§ **Exercise brief**: Retype exactly the lines from the one containing "Serialize everything readable" through the last line of the records below, including both, and leave out any pictures.

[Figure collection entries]
|---|

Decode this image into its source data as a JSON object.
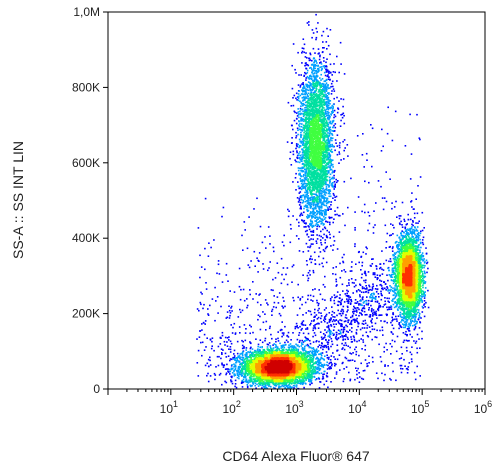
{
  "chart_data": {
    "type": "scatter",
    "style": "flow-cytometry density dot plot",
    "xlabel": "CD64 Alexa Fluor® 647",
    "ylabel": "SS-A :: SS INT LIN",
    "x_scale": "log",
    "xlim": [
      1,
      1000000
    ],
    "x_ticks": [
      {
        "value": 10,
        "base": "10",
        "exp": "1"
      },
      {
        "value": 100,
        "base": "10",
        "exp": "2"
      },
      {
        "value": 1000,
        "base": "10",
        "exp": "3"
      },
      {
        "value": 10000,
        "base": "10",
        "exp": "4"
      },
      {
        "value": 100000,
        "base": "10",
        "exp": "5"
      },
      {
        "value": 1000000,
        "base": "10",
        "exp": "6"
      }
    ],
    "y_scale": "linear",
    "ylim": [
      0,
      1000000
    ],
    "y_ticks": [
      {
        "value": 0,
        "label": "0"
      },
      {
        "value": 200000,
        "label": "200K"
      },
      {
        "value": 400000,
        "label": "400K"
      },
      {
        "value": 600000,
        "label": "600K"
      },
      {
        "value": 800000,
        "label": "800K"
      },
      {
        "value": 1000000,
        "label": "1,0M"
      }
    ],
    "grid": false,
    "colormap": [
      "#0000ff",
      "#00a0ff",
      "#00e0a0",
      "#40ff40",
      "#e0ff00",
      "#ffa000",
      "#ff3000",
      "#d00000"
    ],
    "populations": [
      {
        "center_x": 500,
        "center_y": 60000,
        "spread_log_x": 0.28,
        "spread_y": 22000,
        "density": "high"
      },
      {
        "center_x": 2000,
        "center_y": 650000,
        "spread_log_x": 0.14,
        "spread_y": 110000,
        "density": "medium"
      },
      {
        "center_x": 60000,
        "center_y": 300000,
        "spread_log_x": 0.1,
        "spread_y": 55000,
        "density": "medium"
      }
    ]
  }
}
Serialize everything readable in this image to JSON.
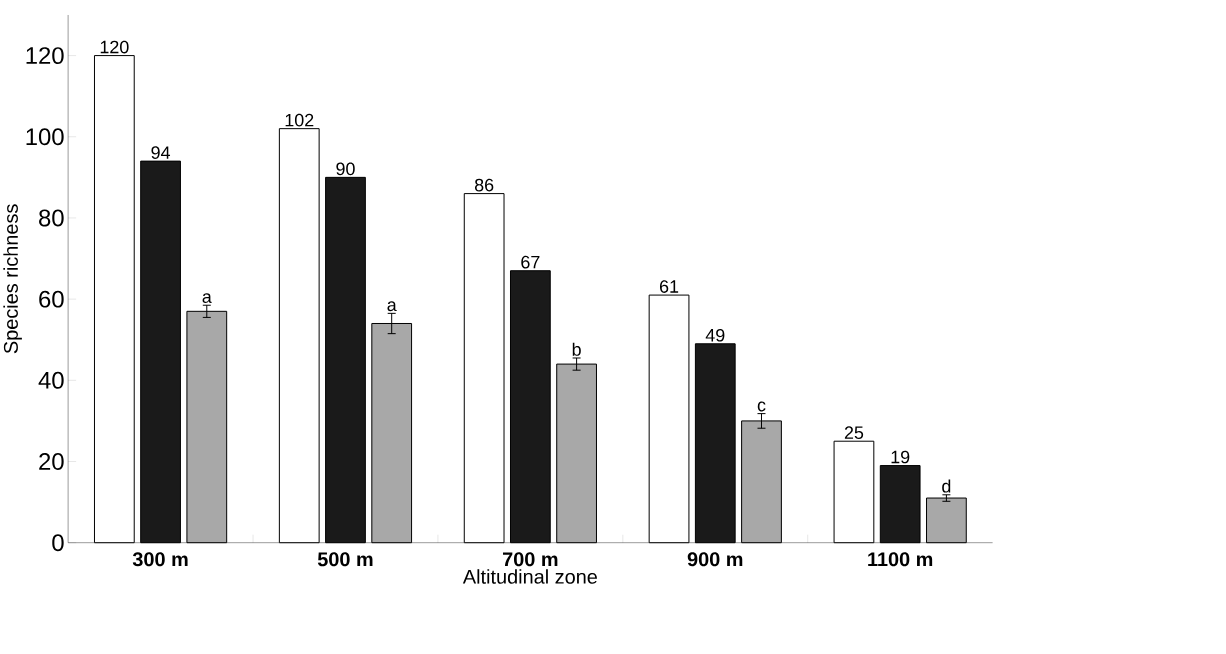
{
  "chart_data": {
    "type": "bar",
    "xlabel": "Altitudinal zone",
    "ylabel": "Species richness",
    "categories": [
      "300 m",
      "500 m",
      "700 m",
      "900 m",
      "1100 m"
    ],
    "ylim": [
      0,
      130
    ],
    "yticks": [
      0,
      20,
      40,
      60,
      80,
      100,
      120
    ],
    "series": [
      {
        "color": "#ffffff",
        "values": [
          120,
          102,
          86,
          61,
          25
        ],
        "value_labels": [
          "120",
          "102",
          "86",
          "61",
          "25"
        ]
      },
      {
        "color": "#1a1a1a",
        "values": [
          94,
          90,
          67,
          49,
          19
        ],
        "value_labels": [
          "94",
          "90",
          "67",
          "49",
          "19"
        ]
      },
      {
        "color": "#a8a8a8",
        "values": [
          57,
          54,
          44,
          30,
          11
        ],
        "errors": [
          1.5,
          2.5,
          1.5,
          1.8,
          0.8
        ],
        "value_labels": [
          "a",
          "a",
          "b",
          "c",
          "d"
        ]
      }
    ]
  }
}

|---|

§ **Full response**:
Serialize everything readable in this image to JSON.
{
  "chart_data": {
    "type": "bar",
    "xlabel": "Altitudinal zone",
    "ylabel": "Species richness",
    "categories": [
      "300 m",
      "500 m",
      "700 m",
      "900 m",
      "1100 m"
    ],
    "ylim": [
      0,
      130
    ],
    "yticks": [
      0,
      20,
      40,
      60,
      80,
      100,
      120
    ],
    "series": [
      {
        "color": "#ffffff",
        "values": [
          120,
          102,
          86,
          61,
          25
        ],
        "value_labels": [
          "120",
          "102",
          "86",
          "61",
          "25"
        ]
      },
      {
        "color": "#1a1a1a",
        "values": [
          94,
          90,
          67,
          49,
          19
        ],
        "value_labels": [
          "94",
          "90",
          "67",
          "49",
          "19"
        ]
      },
      {
        "color": "#a8a8a8",
        "values": [
          57,
          54,
          44,
          30,
          11
        ],
        "errors": [
          1.5,
          2.5,
          1.5,
          1.8,
          0.8
        ],
        "value_labels": [
          "a",
          "a",
          "b",
          "c",
          "d"
        ]
      }
    ]
  }
}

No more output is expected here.